_Aufgabe_.
Gib alle folgenden Zeilen unverändert wieder.

________________

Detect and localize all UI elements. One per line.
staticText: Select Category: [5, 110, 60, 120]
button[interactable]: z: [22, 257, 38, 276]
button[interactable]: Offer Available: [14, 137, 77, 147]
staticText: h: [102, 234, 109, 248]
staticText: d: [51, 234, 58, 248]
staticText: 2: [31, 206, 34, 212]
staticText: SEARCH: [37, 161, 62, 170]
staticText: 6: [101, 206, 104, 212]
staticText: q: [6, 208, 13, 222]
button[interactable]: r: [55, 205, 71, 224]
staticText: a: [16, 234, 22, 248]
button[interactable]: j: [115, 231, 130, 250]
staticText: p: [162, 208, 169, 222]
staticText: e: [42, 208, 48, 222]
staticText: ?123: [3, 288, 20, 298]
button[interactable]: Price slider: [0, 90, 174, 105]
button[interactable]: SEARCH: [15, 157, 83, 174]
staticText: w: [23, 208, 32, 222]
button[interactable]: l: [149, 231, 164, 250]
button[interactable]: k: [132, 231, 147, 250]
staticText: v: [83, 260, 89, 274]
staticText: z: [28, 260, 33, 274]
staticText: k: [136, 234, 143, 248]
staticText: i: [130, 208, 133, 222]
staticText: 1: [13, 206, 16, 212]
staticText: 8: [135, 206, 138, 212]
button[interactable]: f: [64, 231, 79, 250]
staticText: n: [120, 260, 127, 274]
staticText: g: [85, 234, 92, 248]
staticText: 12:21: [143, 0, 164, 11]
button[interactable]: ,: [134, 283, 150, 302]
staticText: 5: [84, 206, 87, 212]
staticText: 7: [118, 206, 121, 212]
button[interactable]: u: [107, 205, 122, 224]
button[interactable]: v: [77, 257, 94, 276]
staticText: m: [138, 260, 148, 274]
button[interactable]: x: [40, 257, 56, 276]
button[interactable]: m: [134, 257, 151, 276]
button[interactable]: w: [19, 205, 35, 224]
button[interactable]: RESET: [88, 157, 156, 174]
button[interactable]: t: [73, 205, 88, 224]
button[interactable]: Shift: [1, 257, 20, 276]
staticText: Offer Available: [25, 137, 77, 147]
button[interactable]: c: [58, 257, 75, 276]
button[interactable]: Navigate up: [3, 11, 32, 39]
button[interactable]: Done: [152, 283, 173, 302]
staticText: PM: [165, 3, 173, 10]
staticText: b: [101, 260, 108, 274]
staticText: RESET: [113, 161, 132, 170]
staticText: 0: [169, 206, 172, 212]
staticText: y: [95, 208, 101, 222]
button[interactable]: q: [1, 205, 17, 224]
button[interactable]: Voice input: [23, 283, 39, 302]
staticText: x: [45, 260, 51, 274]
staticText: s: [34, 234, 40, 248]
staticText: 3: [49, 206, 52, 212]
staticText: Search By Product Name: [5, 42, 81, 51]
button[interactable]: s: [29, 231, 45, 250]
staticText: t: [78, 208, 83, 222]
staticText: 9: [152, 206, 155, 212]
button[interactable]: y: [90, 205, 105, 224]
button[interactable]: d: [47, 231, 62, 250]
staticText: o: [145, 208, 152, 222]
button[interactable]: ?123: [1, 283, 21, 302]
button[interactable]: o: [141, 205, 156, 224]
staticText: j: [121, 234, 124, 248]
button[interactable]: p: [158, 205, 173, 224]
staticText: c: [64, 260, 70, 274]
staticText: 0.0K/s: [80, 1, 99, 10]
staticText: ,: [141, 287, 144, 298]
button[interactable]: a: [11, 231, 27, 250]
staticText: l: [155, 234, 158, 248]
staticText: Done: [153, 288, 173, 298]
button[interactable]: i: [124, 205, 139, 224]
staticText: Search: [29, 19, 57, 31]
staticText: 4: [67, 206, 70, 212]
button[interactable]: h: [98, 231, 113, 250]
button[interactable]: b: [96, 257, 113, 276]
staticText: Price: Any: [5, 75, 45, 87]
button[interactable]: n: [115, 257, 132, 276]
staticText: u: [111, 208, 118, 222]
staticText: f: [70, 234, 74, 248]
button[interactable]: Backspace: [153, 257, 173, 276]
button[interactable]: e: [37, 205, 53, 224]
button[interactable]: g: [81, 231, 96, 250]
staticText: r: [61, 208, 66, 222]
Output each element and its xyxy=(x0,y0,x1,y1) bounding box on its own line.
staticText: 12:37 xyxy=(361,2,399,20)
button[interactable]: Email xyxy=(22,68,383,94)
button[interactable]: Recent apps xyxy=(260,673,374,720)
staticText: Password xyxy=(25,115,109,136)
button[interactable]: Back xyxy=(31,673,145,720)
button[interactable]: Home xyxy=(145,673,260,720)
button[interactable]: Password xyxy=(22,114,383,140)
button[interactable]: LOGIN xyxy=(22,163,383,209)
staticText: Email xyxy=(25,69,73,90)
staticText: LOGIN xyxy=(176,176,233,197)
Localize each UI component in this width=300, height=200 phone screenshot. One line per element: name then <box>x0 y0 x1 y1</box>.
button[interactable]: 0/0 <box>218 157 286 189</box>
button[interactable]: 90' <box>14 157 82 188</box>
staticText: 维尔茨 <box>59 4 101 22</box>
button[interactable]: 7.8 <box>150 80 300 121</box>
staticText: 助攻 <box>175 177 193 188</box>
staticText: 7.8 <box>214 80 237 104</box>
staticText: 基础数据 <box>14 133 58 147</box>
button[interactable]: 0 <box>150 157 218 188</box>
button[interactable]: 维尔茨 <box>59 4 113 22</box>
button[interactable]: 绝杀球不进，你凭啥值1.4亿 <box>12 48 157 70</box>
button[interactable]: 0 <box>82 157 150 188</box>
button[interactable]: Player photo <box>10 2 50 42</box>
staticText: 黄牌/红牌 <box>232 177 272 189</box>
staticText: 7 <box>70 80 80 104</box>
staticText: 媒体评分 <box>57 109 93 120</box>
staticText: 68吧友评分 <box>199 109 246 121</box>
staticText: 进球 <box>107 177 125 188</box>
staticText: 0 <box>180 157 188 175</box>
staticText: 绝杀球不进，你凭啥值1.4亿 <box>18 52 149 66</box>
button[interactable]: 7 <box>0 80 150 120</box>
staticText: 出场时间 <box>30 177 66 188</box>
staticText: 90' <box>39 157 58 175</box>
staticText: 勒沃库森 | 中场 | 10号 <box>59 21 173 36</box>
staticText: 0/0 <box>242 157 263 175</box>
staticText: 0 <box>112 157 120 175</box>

________________

_Ergebnis_.
Detect and localize all UI elements. One per line.
staticText: Select Category: [5, 110, 60, 120]
button[interactable]: z: [22, 257, 38, 276]
button[interactable]: Offer Available: [14, 137, 77, 147]
staticText: h: [102, 234, 109, 248]
staticText: d: [51, 234, 58, 248]
staticText: 2: [31, 206, 34, 212]
staticText: SEARCH: [37, 161, 62, 170]
staticText: 6: [101, 206, 104, 212]
staticText: q: [6, 208, 13, 222]
button[interactable]: r: [55, 205, 71, 224]
staticText: a: [16, 234, 22, 248]
button[interactable]: j: [115, 231, 130, 250]
staticText: p: [162, 208, 169, 222]
staticText: e: [42, 208, 48, 222]
staticText: ?123: [3, 288, 20, 298]
button[interactable]: Price slider: [0, 90, 174, 105]
button[interactable]: SEARCH: [15, 157, 83, 174]
staticText: w: [23, 208, 32, 222]
button[interactable]: l: [149, 231, 164, 250]
button[interactable]: k: [132, 231, 147, 250]
staticText: v: [83, 260, 89, 274]
staticText: z: [28, 260, 33, 274]
staticText: k: [136, 234, 143, 248]
staticText: i: [130, 208, 133, 222]
staticText: 1: [13, 206, 16, 212]
staticText: 8: [135, 206, 138, 212]
button[interactable]: f: [64, 231, 79, 250]
staticText: n: [120, 260, 127, 274]
staticText: g: [85, 234, 92, 248]
staticText: 12:21: [143, 0, 164, 11]
button[interactable]: ,: [134, 283, 150, 302]
staticText: 5: [84, 206, 87, 212]
staticText: 7: [118, 206, 121, 212]
button[interactable]: u: [107, 205, 122, 224]
button[interactable]: v: [77, 257, 94, 276]
staticText: m: [138, 260, 148, 274]
button[interactable]: x: [40, 257, 56, 276]
button[interactable]: m: [134, 257, 151, 276]
button[interactable]: w: [19, 205, 35, 224]
button[interactable]: RESET: [88, 157, 156, 174]
button[interactable]: t: [73, 205, 88, 224]
button[interactable]: Shift: [1, 257, 20, 276]
staticText: Offer Available: [25, 137, 77, 147]
button[interactable]: c: [58, 257, 75, 276]
button[interactable]: Navigate up: [3, 11, 32, 39]
button[interactable]: Done: [152, 283, 173, 302]
staticText: PM: [165, 3, 173, 10]
staticText: b: [101, 260, 108, 274]
staticText: RESET: [113, 161, 132, 170]
staticText: 0: [169, 206, 172, 212]
staticText: y: [95, 208, 101, 222]
button[interactable]: q: [1, 205, 17, 224]
button[interactable]: Voice input: [23, 283, 39, 302]
staticText: x: [45, 260, 51, 274]
staticText: s: [34, 234, 40, 248]
staticText: 3: [49, 206, 52, 212]
staticText: Search By Product Name: [5, 42, 81, 51]
button[interactable]: s: [29, 231, 45, 250]
staticText: t: [78, 208, 83, 222]
staticText: 9: [152, 206, 155, 212]
button[interactable]: y: [90, 205, 105, 224]
button[interactable]: d: [47, 231, 62, 250]
staticText: o: [145, 208, 152, 222]
button[interactable]: ?123: [1, 283, 21, 302]
button[interactable]: o: [141, 205, 156, 224]
staticText: j: [121, 234, 124, 248]
button[interactable]: p: [158, 205, 173, 224]
staticText: c: [64, 260, 70, 274]
staticText: 0.0K/s: [80, 1, 99, 10]
staticText: ,: [141, 287, 144, 298]
button[interactable]: a: [11, 231, 27, 250]
staticText: l: [155, 234, 158, 248]
staticText: Done: [153, 288, 173, 298]
button[interactable]: i: [124, 205, 139, 224]
staticText: Search: [29, 19, 57, 31]
staticText: 4: [67, 206, 70, 212]
button[interactable]: h: [98, 231, 113, 250]
button[interactable]: b: [96, 257, 113, 276]
staticText: Price: Any: [5, 75, 45, 87]
button[interactable]: n: [115, 257, 132, 276]
staticText: u: [111, 208, 118, 222]
staticText: f: [70, 234, 74, 248]
button[interactable]: Backspace: [153, 257, 173, 276]
button[interactable]: e: [37, 205, 53, 224]
button[interactable]: g: [81, 231, 96, 250]
staticText: r: [61, 208, 66, 222]
Output each element and its xyxy=(x0,y0,x1,y1) bounding box on its own line.
staticText: 12:37 xyxy=(361,2,399,20)
button[interactable]: Email xyxy=(22,68,383,94)
button[interactable]: Recent apps xyxy=(260,673,374,720)
staticText: Password xyxy=(25,115,109,136)
button[interactable]: Back xyxy=(31,673,145,720)
button[interactable]: Home xyxy=(145,673,260,720)
button[interactable]: Password xyxy=(22,114,383,140)
button[interactable]: LOGIN xyxy=(22,163,383,209)
staticText: Email xyxy=(25,69,73,90)
staticText: LOGIN xyxy=(176,176,233,197)
Localize each UI component in this width=300, height=200 phone screenshot. One line per element: name then <box>x0 y0 x1 y1</box>.
button[interactable]: 0/0 <box>218 157 286 189</box>
button[interactable]: 90' <box>14 157 82 188</box>
staticText: 维尔茨 <box>59 4 101 22</box>
button[interactable]: 7.8 <box>150 80 300 121</box>
staticText: 助攻 <box>175 177 193 188</box>
staticText: 7.8 <box>214 80 237 104</box>
staticText: 基础数据 <box>14 133 58 147</box>
button[interactable]: 0 <box>150 157 218 188</box>
button[interactable]: 维尔茨 <box>59 4 113 22</box>
button[interactable]: 绝杀球不进，你凭啥值1.4亿 <box>12 48 157 70</box>
button[interactable]: 0 <box>82 157 150 188</box>
button[interactable]: Player photo <box>10 2 50 42</box>
staticText: 黄牌/红牌 <box>232 177 272 189</box>
staticText: 7 <box>70 80 80 104</box>
staticText: 媒体评分 <box>57 109 93 120</box>
staticText: 68吧友评分 <box>199 109 246 121</box>
staticText: 进球 <box>107 177 125 188</box>
staticText: 0 <box>180 157 188 175</box>
staticText: 绝杀球不进，你凭啥值1.4亿 <box>18 52 149 66</box>
button[interactable]: 7 <box>0 80 150 120</box>
staticText: 出场时间 <box>30 177 66 188</box>
staticText: 90' <box>39 157 58 175</box>
staticText: 勒沃库森 | 中场 | 10号 <box>59 21 173 36</box>
staticText: 0/0 <box>242 157 263 175</box>
staticText: 0 <box>112 157 120 175</box>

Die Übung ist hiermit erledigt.